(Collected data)
··········

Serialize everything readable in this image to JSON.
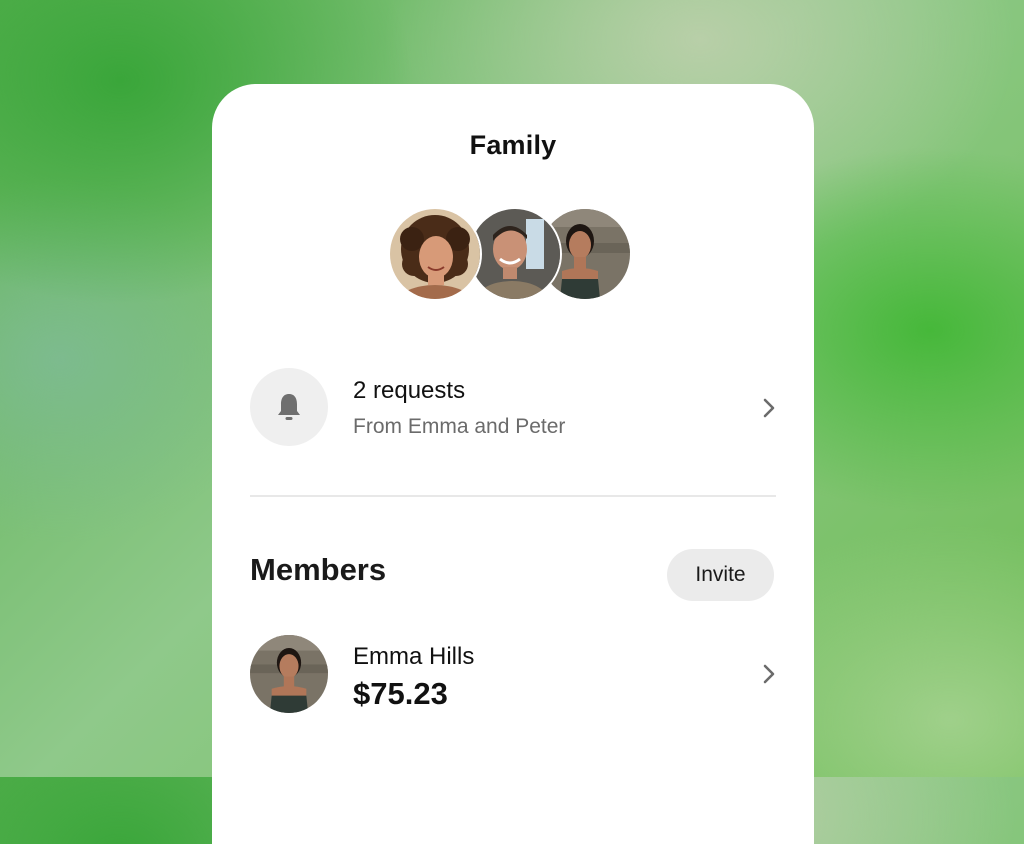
{
  "header": {
    "title": "Family"
  },
  "group_avatars": [
    {
      "icon": "person-avatar-curly-hair"
    },
    {
      "icon": "person-avatar-man"
    },
    {
      "icon": "person-avatar-woman"
    }
  ],
  "requests": {
    "icon": "bell-icon",
    "title": "2 requests",
    "subtitle": "From Emma and Peter"
  },
  "members_section": {
    "title": "Members",
    "invite_label": "Invite",
    "members": [
      {
        "name": "Emma Hills",
        "amount": "$75.23",
        "icon": "person-avatar-woman"
      }
    ]
  },
  "colors": {
    "background_green": "#4cb43c",
    "card": "#ffffff",
    "muted_text": "#6b6b6b",
    "pill": "#ebebeb"
  }
}
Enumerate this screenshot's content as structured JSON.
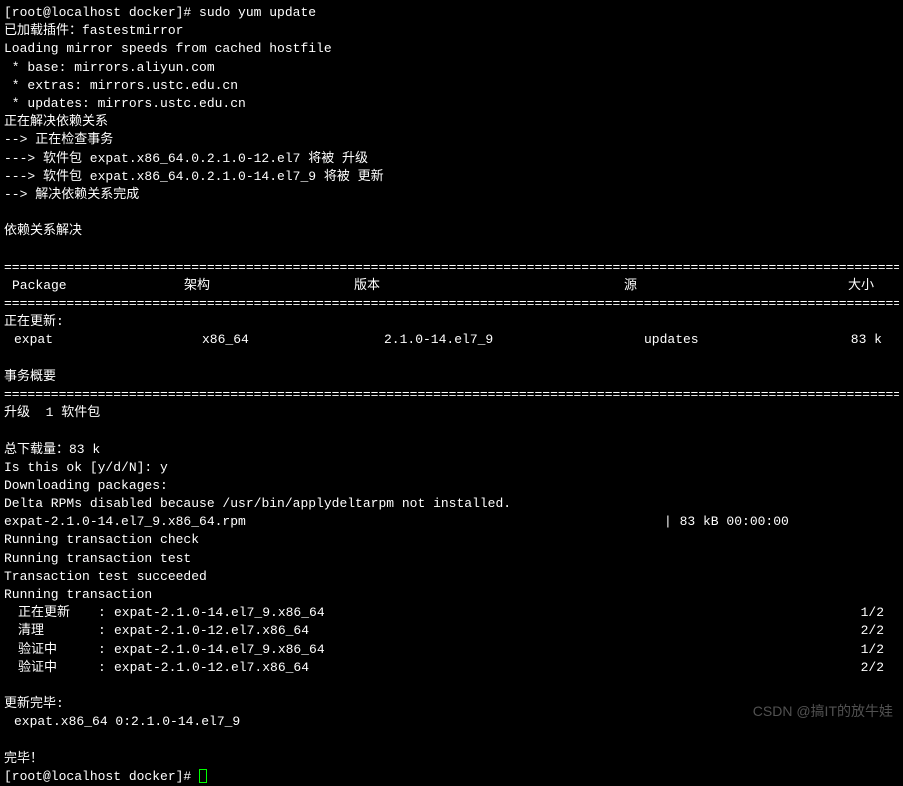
{
  "prompt1": "[root@localhost docker]# ",
  "command1": "sudo yum update",
  "lines_pre": [
    "已加载插件：fastestmirror",
    "Loading mirror speeds from cached hostfile",
    " * base: mirrors.aliyun.com",
    " * extras: mirrors.ustc.edu.cn",
    " * updates: mirrors.ustc.edu.cn",
    "正在解决依赖关系",
    "--> 正在检查事务",
    "---> 软件包 expat.x86_64.0.2.1.0-12.el7 将被 升级",
    "---> 软件包 expat.x86_64.0.2.1.0-14.el7_9 将被 更新",
    "--> 解决依赖关系完成",
    "",
    "依赖关系解决",
    ""
  ],
  "divider": "=======================================================================================================================",
  "headers": {
    "package": "Package",
    "arch": "架构",
    "version": "版本",
    "source": "源",
    "size": "大小"
  },
  "updating_label": "正在更新:",
  "row": {
    "package": "expat",
    "arch": "x86_64",
    "version": "2.1.0-14.el7_9",
    "source": "updates",
    "size": "83 k"
  },
  "summary_label": "事务概要",
  "upgrade_label": "升级  1 软件包",
  "total_label": "总下载量：83 k",
  "confirm_prompt": "Is this ok [y/d/N]: ",
  "confirm_answer": "y",
  "downloading": "Downloading packages:",
  "delta_msg": "Delta RPMs disabled because /usr/bin/applydeltarpm not installed.",
  "rpm_file": "expat-2.1.0-14.el7_9.x86_64.rpm",
  "rpm_progress": "|  83 kB  00:00:00",
  "run_check": "Running transaction check",
  "run_test": "Running transaction test",
  "test_ok": "Transaction test succeeded",
  "run_trans": "Running transaction",
  "trans": [
    {
      "action": "正在更新",
      "pkg": "expat-2.1.0-14.el7_9.x86_64",
      "count": "1/2"
    },
    {
      "action": "清理",
      "pkg": "expat-2.1.0-12.el7.x86_64",
      "count": "2/2"
    },
    {
      "action": "验证中",
      "pkg": "expat-2.1.0-14.el7_9.x86_64",
      "count": "1/2"
    },
    {
      "action": "验证中",
      "pkg": "expat-2.1.0-12.el7.x86_64",
      "count": "2/2"
    }
  ],
  "updated_label": "更新完毕:",
  "updated_pkg": "expat.x86_64 0:2.1.0-14.el7_9",
  "done": "完毕！",
  "prompt2": "[root@localhost docker]# ",
  "watermark": "CSDN @搞IT的放牛娃"
}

··········

◆ **Given exercise**
Search the preceding listing for the word "docker" and pull out every line that holds it.

◆ **Solution**
  "prompt1": "[root@localhost docker]# ",
  "prompt2": "[root@localhost docker]# ",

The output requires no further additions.